EXERCISE MATERIAL:

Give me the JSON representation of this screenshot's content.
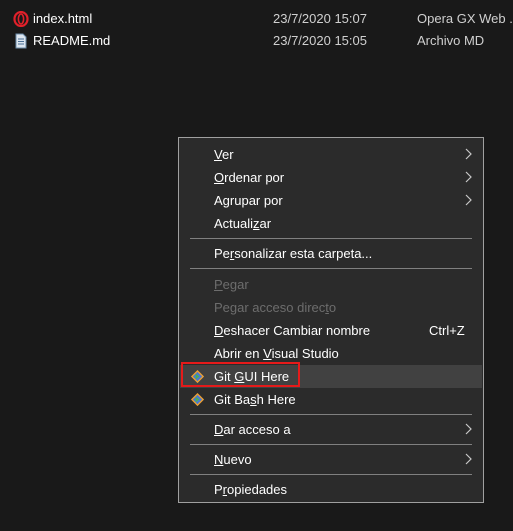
{
  "files": [
    {
      "name": "index.html",
      "date": "23/7/2020 15:07",
      "type": "Opera GX Web ...",
      "icon": "opera-icon"
    },
    {
      "name": "README.md",
      "date": "23/7/2020 15:05",
      "type": "Archivo MD",
      "icon": "text-file-icon"
    }
  ],
  "menu": {
    "ver": {
      "pre": "",
      "key": "V",
      "post": "er"
    },
    "ordenar": {
      "pre": "",
      "key": "O",
      "post": "rdenar por"
    },
    "agrupar": {
      "pre": "A",
      "key": "g",
      "post": "rupar por"
    },
    "actualizar": {
      "pre": "Actuali",
      "key": "z",
      "post": "ar"
    },
    "personalizar": {
      "pre": "Pe",
      "key": "r",
      "post": "sonalizar esta carpeta..."
    },
    "pegar": {
      "pre": "",
      "key": "P",
      "post": "egar"
    },
    "pegar_acceso": {
      "pre": "Pegar acceso direc",
      "key": "t",
      "post": "o"
    },
    "deshacer": {
      "pre": "",
      "key": "D",
      "post": "eshacer Cambiar nombre",
      "shortcut": "Ctrl+Z"
    },
    "abrir_vs": {
      "pre": "Abrir en ",
      "key": "V",
      "post": "isual Studio"
    },
    "git_gui": {
      "pre": "Git ",
      "key": "G",
      "post": "UI Here"
    },
    "git_bash": {
      "pre": "Git Ba",
      "key": "s",
      "post": "h Here"
    },
    "dar_acceso": {
      "pre": "",
      "key": "D",
      "post": "ar acceso a"
    },
    "nuevo": {
      "pre": "",
      "key": "N",
      "post": "uevo"
    },
    "propiedades": {
      "pre": "P",
      "key": "r",
      "post": "opiedades"
    }
  },
  "colors": {
    "background": "#191919",
    "menu_bg": "#2b2b2b",
    "menu_hover": "#414141",
    "highlight_box": "#e51a1a",
    "disabled_text": "#6d6d6d"
  }
}
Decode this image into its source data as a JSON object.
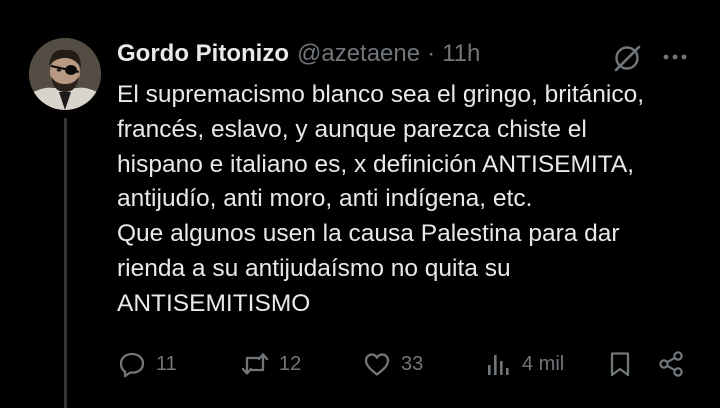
{
  "user": {
    "display_name": "Gordo Pitonizo",
    "handle": "@azetaene",
    "separator": "·",
    "time": "11h"
  },
  "tweet": {
    "lines": [
      "El supremacismo blanco sea el gringo, británico,",
      "francés, eslavo, y aunque parezca chiste el",
      "hispano e italiano es, x definición ANTISEMITA,",
      "antijudío, anti moro, anti indígena, etc.",
      "Que algunos usen la causa Palestina para dar",
      "rienda a su antijudaísmo no quita su",
      "ANTISEMITISMO"
    ]
  },
  "actions": {
    "replies": "11",
    "reposts": "12",
    "likes": "33",
    "views": "4 mil"
  },
  "icons": {
    "avatar": "avatar",
    "grok": "grok-icon",
    "more": "more-icon",
    "reply": "reply-icon",
    "repost": "repost-icon",
    "like": "heart-icon",
    "views": "views-icon",
    "bookmark": "bookmark-icon",
    "share": "share-icon"
  },
  "colors": {
    "background": "#000000",
    "text": "#e7e9ea",
    "secondary": "#71767b",
    "thread_line": "#333639"
  }
}
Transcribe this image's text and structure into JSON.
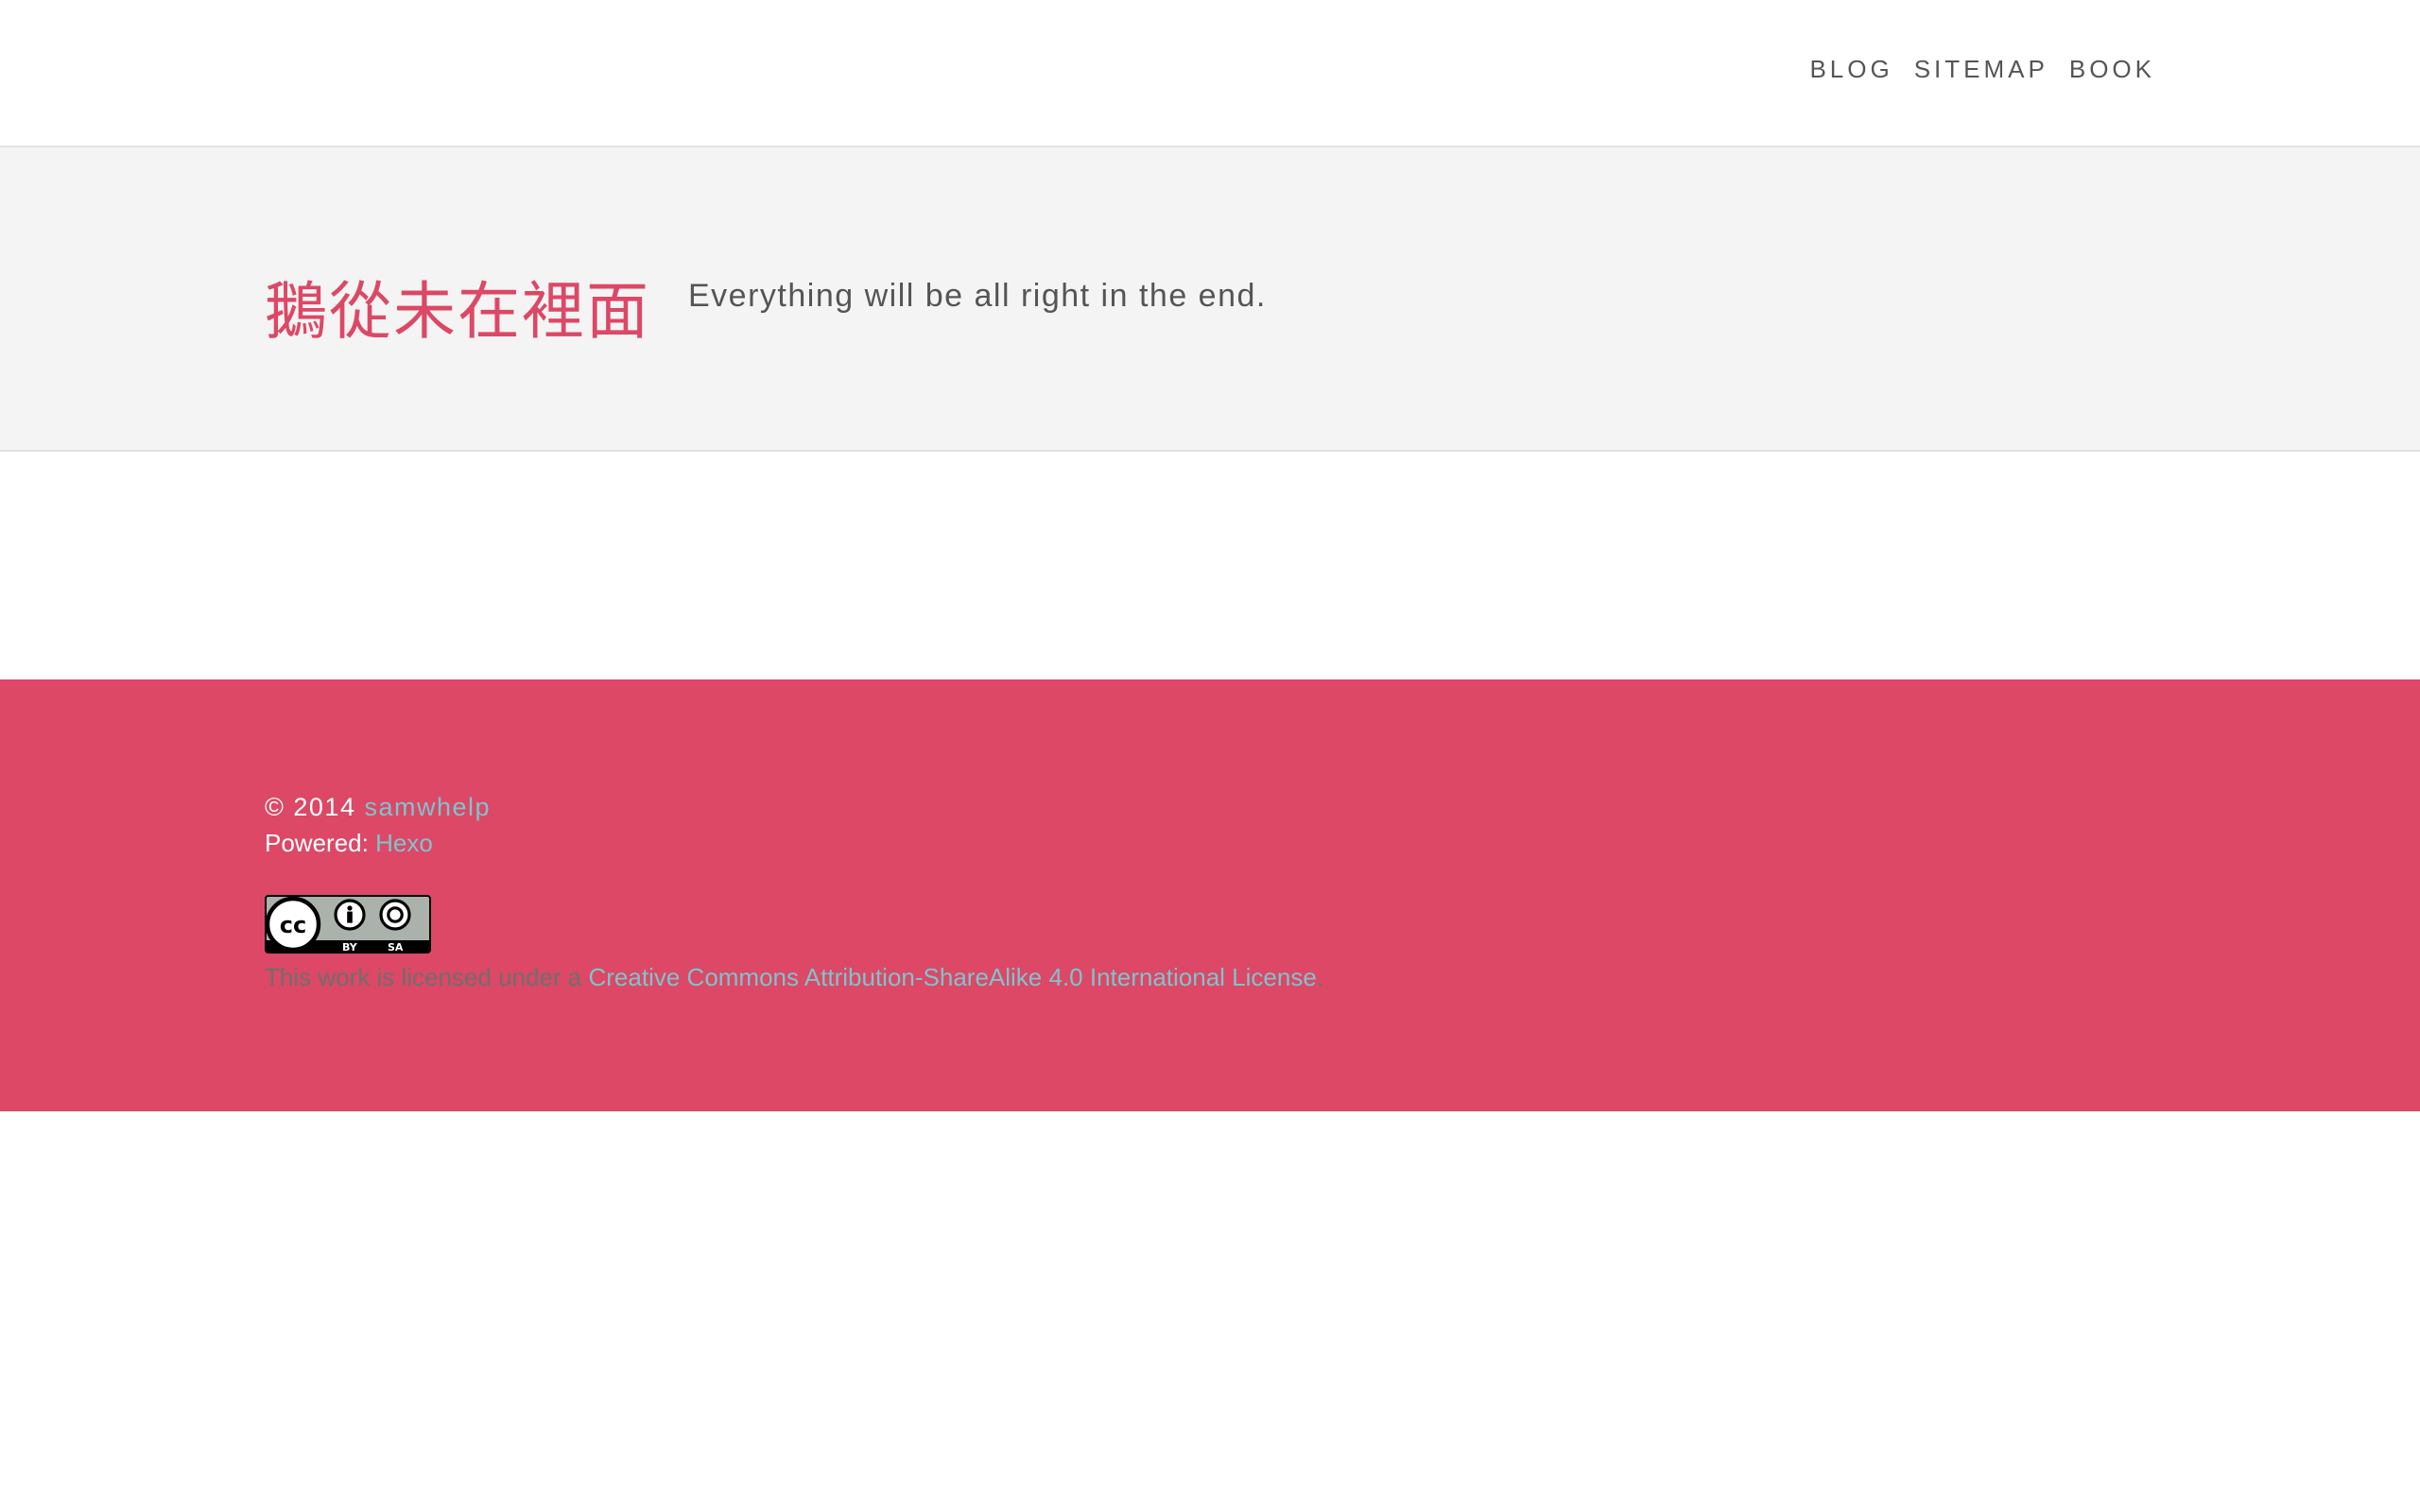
{
  "nav": {
    "items": [
      {
        "label": "BLOG"
      },
      {
        "label": "SITEMAP"
      },
      {
        "label": "BOOK"
      }
    ]
  },
  "hero": {
    "title": "鵝從未在裡面",
    "subtitle": "Everything will be all right in the end."
  },
  "footer": {
    "copyright_prefix": "© 2014",
    "author": "samwhelp",
    "powered_label": "Powered:",
    "powered_link": "Hexo",
    "badge": {
      "icon": "cc-by-sa-icon",
      "text_by": "BY",
      "text_sa": "SA"
    },
    "license_prefix": "This work is licensed under a",
    "license_link": "Creative Commons Attribution-ShareAlike 4.0 International License",
    "license_suffix": "."
  },
  "colors": {
    "accent": "#dc4865",
    "link": "#7fc3cf",
    "hero_bg": "#f4f4f4",
    "nav_text": "#555555"
  }
}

WHAT NEEDS TO BE DONE: Set down all the data again exactly as above, pictures excluded.

REPLY TO THE TASK:
Give me the JSON representation of this screenshot's content.
{
  "files": [
    {
      "name": "index.html",
      "date": "23/7/2020 15:07",
      "type": "Opera GX Web ...",
      "icon": "opera-icon"
    },
    {
      "name": "README.md",
      "date": "23/7/2020 15:05",
      "type": "Archivo MD",
      "icon": "text-file-icon"
    }
  ],
  "menu": {
    "ver": {
      "pre": "",
      "key": "V",
      "post": "er"
    },
    "ordenar": {
      "pre": "",
      "key": "O",
      "post": "rdenar por"
    },
    "agrupar": {
      "pre": "A",
      "key": "g",
      "post": "rupar por"
    },
    "actualizar": {
      "pre": "Actuali",
      "key": "z",
      "post": "ar"
    },
    "personalizar": {
      "pre": "Pe",
      "key": "r",
      "post": "sonalizar esta carpeta..."
    },
    "pegar": {
      "pre": "",
      "key": "P",
      "post": "egar"
    },
    "pegar_acceso": {
      "pre": "Pegar acceso direc",
      "key": "t",
      "post": "o"
    },
    "deshacer": {
      "pre": "",
      "key": "D",
      "post": "eshacer Cambiar nombre",
      "shortcut": "Ctrl+Z"
    },
    "abrir_vs": {
      "pre": "Abrir en ",
      "key": "V",
      "post": "isual Studio"
    },
    "git_gui": {
      "pre": "Git ",
      "key": "G",
      "post": "UI Here"
    },
    "git_bash": {
      "pre": "Git Ba",
      "key": "s",
      "post": "h Here"
    },
    "dar_acceso": {
      "pre": "",
      "key": "D",
      "post": "ar acceso a"
    },
    "nuevo": {
      "pre": "",
      "key": "N",
      "post": "uevo"
    },
    "propiedades": {
      "pre": "P",
      "key": "r",
      "post": "opiedades"
    }
  },
  "colors": {
    "background": "#191919",
    "menu_bg": "#2b2b2b",
    "menu_hover": "#414141",
    "highlight_box": "#e51a1a",
    "disabled_text": "#6d6d6d"
  }
}
Decode this image into its source data as a JSON object.
{
  "user": {
    "display_name": "Gordo Pitonizo",
    "handle": "@azetaene",
    "separator": "·",
    "time": "11h"
  },
  "tweet": {
    "lines": [
      "El supremacismo blanco sea el gringo, británico,",
      "francés, eslavo, y aunque parezca chiste el",
      "hispano e italiano es, x definición ANTISEMITA,",
      "antijudío, anti moro, anti indígena, etc.",
      "Que algunos usen la causa Palestina para dar",
      "rienda a su antijudaísmo no quita su",
      "ANTISEMITISMO"
    ]
  },
  "actions": {
    "replies": "11",
    "reposts": "12",
    "likes": "33",
    "views": "4 mil"
  },
  "icons": {
    "avatar": "avatar",
    "grok": "grok-icon",
    "more": "more-icon",
    "reply": "reply-icon",
    "repost": "repost-icon",
    "like": "heart-icon",
    "views": "views-icon",
    "bookmark": "bookmark-icon",
    "share": "share-icon"
  },
  "colors": {
    "background": "#000000",
    "text": "#e7e9ea",
    "secondary": "#71767b",
    "thread_line": "#333639"
  }
}
Transcribe this image's text and structure into JSON.
{
  "nav": {
    "items": [
      {
        "label": "BLOG"
      },
      {
        "label": "SITEMAP"
      },
      {
        "label": "BOOK"
      }
    ]
  },
  "hero": {
    "title": "鵝從未在裡面",
    "subtitle": "Everything will be all right in the end."
  },
  "footer": {
    "copyright_prefix": "© 2014",
    "author": "samwhelp",
    "powered_label": "Powered:",
    "powered_link": "Hexo",
    "badge": {
      "icon": "cc-by-sa-icon",
      "text_by": "BY",
      "text_sa": "SA"
    },
    "license_prefix": "This work is licensed under a",
    "license_link": "Creative Commons Attribution-ShareAlike 4.0 International License",
    "license_suffix": "."
  },
  "colors": {
    "accent": "#dc4865",
    "link": "#7fc3cf",
    "hero_bg": "#f4f4f4",
    "nav_text": "#555555"
  }
}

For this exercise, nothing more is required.